Start of DATASET RECORDS

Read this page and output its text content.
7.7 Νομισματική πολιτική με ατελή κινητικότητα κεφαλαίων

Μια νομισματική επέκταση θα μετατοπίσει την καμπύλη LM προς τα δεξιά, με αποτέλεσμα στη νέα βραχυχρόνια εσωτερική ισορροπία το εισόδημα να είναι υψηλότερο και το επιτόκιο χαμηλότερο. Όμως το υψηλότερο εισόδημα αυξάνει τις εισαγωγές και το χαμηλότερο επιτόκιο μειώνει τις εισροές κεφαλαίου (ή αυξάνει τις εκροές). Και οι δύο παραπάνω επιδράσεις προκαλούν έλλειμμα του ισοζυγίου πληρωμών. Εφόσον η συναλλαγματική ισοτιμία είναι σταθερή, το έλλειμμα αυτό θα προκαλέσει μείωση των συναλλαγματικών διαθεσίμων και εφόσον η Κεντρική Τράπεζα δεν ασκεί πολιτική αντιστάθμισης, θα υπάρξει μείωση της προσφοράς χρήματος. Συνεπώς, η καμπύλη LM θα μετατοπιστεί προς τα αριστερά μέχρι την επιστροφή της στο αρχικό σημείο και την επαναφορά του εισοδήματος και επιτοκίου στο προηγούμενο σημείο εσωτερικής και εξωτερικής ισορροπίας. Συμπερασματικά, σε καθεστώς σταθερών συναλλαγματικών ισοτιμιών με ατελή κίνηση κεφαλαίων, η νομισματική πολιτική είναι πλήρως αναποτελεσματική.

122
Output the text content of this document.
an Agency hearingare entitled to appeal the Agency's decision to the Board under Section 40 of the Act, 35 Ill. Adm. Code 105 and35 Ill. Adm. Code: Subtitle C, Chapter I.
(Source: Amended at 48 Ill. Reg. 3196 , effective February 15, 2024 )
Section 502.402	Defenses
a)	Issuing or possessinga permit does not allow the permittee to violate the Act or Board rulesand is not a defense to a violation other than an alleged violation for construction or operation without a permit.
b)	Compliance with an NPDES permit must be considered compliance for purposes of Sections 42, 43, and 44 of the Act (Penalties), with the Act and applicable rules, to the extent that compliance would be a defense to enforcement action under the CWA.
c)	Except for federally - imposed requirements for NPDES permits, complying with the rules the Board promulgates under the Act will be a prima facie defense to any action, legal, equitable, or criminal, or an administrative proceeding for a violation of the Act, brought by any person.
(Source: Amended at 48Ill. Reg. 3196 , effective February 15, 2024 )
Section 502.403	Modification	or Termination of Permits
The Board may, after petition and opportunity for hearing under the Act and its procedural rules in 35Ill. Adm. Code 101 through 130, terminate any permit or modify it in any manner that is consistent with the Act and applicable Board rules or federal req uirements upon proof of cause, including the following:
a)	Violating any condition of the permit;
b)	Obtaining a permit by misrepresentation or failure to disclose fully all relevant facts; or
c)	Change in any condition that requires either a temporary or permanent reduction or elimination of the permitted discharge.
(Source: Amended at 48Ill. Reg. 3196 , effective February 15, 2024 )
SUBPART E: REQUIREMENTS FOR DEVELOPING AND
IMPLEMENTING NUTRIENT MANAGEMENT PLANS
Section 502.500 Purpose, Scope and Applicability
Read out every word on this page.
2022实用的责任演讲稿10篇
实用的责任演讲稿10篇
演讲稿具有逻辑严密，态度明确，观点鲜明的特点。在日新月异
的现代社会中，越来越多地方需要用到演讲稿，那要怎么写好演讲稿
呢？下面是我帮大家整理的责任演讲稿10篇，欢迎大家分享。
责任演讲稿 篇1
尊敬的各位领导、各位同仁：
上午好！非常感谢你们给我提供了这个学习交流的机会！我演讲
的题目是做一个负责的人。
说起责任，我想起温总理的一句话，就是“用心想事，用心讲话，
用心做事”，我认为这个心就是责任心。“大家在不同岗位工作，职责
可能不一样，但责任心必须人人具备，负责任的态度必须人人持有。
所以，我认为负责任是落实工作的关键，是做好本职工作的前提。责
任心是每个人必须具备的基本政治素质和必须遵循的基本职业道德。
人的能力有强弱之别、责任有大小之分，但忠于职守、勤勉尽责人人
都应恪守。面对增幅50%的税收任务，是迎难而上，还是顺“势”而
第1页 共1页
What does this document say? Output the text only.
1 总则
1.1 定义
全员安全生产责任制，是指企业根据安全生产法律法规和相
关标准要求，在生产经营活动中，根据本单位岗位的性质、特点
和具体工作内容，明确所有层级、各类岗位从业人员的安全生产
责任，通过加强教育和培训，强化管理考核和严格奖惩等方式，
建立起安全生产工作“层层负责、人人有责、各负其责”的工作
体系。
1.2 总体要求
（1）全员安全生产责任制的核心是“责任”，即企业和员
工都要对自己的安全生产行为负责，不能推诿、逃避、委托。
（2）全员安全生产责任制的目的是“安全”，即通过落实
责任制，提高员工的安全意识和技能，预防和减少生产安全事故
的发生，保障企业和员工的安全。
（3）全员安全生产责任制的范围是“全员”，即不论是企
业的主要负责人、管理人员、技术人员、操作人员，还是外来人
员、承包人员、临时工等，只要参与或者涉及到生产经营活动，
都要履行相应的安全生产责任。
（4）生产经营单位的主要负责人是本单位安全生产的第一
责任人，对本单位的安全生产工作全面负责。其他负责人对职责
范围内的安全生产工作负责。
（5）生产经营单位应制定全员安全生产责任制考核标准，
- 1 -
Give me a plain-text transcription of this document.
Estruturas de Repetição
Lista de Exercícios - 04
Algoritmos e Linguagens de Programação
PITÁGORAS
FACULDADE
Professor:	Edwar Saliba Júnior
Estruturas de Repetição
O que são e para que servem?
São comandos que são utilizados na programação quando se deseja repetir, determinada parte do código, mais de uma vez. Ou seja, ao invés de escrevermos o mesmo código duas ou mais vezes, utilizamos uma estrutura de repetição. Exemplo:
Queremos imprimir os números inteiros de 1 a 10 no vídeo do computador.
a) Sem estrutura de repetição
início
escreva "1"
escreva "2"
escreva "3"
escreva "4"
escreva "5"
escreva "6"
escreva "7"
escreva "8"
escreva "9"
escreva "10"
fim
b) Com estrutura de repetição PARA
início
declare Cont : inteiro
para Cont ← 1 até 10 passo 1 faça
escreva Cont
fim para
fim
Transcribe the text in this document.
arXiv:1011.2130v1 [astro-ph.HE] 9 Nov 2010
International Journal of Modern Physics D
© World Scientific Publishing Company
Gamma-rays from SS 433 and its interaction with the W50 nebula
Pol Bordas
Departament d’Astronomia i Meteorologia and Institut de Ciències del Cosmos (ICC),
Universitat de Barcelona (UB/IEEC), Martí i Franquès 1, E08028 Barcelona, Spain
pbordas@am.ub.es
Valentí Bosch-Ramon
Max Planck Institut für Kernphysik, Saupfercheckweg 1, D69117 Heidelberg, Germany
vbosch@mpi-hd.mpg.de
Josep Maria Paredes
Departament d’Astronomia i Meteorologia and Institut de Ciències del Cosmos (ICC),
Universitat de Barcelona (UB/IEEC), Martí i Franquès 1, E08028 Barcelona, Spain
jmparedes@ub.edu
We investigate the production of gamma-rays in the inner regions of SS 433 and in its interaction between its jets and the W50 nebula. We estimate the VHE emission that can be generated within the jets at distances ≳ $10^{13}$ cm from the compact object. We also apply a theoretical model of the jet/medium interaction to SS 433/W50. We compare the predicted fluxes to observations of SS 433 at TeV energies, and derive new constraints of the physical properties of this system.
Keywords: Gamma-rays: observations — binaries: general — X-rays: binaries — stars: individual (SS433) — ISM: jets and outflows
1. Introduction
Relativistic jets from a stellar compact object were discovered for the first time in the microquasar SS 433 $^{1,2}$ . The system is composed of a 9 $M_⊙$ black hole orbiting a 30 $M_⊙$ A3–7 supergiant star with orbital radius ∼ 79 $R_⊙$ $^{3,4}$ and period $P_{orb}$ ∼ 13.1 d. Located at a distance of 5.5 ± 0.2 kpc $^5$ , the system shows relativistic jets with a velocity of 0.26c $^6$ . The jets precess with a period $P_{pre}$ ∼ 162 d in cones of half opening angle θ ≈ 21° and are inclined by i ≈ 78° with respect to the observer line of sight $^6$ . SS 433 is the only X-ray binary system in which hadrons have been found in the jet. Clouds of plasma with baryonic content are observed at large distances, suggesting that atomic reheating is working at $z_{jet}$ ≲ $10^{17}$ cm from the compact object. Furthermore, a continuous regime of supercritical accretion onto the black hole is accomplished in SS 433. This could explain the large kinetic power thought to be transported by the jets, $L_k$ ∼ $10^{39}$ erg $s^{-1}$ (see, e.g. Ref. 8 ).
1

End of DATASET RECORDS

**WHAT YOU ARE ASKED TO DO**
Find each line in the records holding the string "document" and show it.

**CORRECT ANSWER**
Output the text content of this document.
What does this document say? Output the text only.
Give me a plain-text transcription of this document.
Transcribe the text in this document.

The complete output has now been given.